GIVEN ENTRIES:

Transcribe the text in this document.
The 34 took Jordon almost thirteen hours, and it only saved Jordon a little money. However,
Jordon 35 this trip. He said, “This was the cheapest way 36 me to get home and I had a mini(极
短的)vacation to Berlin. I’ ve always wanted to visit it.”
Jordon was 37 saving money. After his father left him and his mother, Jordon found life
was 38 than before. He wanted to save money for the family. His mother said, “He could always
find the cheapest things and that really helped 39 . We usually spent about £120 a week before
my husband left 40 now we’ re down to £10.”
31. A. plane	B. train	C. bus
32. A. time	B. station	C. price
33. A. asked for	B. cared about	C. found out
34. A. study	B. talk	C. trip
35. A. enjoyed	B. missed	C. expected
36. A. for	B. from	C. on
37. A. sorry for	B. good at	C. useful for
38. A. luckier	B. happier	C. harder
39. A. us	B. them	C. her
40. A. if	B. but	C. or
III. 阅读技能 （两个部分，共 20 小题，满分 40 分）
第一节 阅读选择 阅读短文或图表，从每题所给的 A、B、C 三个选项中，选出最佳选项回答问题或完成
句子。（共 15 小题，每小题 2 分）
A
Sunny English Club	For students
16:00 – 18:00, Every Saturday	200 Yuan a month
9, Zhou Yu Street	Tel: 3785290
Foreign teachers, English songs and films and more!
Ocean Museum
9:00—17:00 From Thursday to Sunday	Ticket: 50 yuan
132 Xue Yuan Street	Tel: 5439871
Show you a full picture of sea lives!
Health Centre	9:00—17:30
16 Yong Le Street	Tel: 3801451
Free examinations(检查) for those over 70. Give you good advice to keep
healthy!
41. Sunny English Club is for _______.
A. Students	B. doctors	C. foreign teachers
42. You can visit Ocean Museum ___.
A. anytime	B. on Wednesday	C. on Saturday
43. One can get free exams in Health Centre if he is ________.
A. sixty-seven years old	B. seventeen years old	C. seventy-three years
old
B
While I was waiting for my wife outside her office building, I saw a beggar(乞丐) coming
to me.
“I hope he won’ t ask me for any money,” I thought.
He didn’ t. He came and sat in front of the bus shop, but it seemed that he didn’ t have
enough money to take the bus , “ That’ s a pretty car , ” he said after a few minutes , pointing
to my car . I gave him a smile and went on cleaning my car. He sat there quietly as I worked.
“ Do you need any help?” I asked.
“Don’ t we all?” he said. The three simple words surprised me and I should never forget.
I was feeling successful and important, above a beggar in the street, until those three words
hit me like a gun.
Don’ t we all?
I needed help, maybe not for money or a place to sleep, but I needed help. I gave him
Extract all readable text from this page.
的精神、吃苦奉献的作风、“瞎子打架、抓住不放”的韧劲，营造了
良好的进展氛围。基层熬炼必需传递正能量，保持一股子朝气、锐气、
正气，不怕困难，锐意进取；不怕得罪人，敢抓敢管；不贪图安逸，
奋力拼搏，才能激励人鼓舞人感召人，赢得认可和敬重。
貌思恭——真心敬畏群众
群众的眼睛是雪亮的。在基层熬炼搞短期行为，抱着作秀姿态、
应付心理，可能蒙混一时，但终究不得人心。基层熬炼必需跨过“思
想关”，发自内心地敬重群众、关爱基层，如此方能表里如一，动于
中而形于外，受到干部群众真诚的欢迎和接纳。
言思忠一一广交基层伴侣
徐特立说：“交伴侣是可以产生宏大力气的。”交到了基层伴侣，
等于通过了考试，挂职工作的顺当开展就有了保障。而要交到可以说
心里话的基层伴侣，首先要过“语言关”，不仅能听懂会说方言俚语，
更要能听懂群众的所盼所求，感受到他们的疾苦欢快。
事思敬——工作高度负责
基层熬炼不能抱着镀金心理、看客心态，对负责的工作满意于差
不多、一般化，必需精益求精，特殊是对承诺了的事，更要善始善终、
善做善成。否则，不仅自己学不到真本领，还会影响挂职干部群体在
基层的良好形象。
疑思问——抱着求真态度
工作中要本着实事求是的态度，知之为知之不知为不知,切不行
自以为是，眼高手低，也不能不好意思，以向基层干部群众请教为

SET TASK: For each line of the entries that includes "Club", show that line.

EXERCISE RESULT:
Sunny English Club	For students
41. Sunny English Club is for _______.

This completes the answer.